Yapmanız gereken: FETÖ'cülükle suçlanma üzerine yazıyı iki cümleyle özetleyin.

*** Çıkarılan metin

Abdurrahman Dilipak
FETÖ’cülükle suçlanmak!
Biri bir başkası hakkında bir şey söylerse, suçlanan kişi suçlamayla alakalı değilse, iftira eden kişi, o suçu işlemiş gibi cezalandırılır.. Burada söz konusu olan iftira suçudur..
Darbe girişiminin ardından yapılan operasyonlarda, görevden alma, gözaltı, tutuklama sürecinde mutlaka bir takım yanlışlar olacaktır.. Gönül istemez ama, kurunun yanında yaş da yanacak. Onbinlerce kişinin adının geçtiği bir yerde mutlaka bir takım yanlışlar olacaktır.. Kesinlikle bu yanlışların ortaya çıkartılıp düzeltilmesi gerek.
FETÖ’cü olmayan birini, FETÖ’cülükle suçlamak, FETÖ’cü olmak kadar ağır bir suçtur.

******
*** Kayıt alıntıları

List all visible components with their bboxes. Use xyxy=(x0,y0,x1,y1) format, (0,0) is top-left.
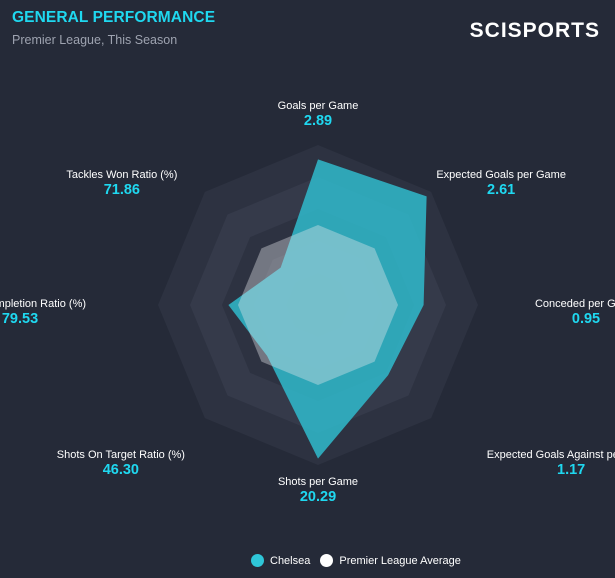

******
*** Kayıt alıntıları

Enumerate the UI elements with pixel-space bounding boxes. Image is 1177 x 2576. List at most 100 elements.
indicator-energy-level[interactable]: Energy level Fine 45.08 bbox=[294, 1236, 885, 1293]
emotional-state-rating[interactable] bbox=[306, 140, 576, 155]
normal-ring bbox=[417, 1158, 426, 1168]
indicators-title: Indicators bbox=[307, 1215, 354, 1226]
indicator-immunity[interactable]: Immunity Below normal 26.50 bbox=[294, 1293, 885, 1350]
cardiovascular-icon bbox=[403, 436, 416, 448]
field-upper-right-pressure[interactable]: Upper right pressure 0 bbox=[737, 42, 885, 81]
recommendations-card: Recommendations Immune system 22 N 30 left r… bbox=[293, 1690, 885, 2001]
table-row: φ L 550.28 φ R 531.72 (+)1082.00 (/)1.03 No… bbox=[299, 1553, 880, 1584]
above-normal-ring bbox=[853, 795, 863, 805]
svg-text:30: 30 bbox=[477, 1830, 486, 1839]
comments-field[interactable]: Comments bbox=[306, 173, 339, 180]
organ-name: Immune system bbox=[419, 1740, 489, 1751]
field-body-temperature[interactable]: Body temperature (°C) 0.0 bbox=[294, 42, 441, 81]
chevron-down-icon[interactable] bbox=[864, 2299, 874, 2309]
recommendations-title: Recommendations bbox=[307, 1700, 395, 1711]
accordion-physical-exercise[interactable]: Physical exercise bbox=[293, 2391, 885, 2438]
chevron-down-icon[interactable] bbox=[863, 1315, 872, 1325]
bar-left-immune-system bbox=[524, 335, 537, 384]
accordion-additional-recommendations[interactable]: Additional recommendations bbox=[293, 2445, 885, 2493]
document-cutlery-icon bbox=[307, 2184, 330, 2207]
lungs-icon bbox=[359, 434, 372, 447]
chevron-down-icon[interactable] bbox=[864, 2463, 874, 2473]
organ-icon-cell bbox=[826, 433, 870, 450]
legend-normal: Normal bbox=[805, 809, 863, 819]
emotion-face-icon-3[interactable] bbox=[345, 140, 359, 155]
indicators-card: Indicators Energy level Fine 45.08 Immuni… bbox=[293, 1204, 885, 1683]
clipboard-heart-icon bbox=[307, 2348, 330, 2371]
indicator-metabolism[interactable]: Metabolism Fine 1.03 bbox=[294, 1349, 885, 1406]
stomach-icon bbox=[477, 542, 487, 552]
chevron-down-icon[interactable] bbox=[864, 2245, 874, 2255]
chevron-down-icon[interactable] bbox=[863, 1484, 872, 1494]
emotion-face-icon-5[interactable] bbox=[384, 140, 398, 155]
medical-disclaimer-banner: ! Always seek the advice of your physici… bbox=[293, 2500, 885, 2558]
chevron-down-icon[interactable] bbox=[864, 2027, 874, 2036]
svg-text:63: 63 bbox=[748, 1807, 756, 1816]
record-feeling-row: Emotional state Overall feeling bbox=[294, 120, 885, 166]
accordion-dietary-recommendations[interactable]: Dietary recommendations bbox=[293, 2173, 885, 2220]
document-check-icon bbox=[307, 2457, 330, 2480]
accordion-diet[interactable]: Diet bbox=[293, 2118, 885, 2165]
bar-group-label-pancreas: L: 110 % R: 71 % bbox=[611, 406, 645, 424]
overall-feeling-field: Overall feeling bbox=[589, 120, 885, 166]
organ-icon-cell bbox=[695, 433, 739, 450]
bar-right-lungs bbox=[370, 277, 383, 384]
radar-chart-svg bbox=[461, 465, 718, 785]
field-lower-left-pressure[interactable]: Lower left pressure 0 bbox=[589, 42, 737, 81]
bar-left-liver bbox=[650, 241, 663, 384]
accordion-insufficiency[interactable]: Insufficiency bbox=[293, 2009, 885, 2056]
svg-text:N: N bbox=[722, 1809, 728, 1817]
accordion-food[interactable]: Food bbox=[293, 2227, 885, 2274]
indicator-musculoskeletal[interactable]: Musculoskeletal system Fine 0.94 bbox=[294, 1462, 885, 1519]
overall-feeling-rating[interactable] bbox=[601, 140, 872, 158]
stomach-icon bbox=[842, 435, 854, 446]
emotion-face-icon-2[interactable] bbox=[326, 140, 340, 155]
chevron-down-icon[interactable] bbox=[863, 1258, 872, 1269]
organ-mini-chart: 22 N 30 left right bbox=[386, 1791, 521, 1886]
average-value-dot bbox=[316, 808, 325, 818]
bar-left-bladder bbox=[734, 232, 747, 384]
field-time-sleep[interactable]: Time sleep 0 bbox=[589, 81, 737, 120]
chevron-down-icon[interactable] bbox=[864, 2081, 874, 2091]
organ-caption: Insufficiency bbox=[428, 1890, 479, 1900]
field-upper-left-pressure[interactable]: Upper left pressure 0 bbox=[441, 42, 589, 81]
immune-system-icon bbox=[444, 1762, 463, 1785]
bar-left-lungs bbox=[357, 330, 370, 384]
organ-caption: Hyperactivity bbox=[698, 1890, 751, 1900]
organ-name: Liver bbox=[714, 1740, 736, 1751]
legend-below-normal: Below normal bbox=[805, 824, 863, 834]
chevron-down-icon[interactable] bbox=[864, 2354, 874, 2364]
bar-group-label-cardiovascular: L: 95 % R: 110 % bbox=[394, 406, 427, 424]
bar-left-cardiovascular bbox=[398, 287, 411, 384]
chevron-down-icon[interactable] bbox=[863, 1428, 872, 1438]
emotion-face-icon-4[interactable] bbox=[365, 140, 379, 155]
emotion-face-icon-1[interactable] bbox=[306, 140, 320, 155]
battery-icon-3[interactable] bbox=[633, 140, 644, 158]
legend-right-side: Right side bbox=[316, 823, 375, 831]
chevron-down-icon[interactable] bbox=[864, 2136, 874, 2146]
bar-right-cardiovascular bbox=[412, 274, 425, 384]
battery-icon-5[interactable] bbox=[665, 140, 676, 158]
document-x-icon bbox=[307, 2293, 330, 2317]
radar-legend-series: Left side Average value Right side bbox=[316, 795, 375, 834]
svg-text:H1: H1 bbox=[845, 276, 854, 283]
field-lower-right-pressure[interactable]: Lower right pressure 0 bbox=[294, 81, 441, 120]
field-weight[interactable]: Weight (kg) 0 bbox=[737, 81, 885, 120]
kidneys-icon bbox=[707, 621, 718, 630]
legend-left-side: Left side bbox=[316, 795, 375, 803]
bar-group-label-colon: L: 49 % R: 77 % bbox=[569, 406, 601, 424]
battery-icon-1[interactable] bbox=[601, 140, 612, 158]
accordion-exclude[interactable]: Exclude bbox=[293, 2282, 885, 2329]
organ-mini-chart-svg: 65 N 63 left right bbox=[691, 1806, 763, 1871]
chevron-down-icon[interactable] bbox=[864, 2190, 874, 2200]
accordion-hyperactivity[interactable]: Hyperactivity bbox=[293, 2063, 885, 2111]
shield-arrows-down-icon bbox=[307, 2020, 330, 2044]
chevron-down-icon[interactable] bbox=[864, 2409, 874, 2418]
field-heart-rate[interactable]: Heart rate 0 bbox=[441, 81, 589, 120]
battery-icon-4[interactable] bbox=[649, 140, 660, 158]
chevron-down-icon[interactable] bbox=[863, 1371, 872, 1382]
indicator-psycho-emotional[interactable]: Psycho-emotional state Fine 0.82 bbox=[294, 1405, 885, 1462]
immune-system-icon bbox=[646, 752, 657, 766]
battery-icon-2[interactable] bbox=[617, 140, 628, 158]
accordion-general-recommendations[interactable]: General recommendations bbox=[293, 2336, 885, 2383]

******

Yanıt: Darbe girişiminin ardından yapılan görevden alma, gözaltı ve tutuklama süreçlerinde on binlerce kişinin adı geçtiği için mutlaka bazı yanlışlar olacaktır ve bu yanlışların ortaya çıkarılıp düzeltilmesi gerekir. FETÖ'cü olmayan birini FETÖ'cülükle suçlamak, FETÖ'cü olmak kadar ağır bir suçtur; iftira eden kişi, o suçu işlemiş gibi cezalandırılır.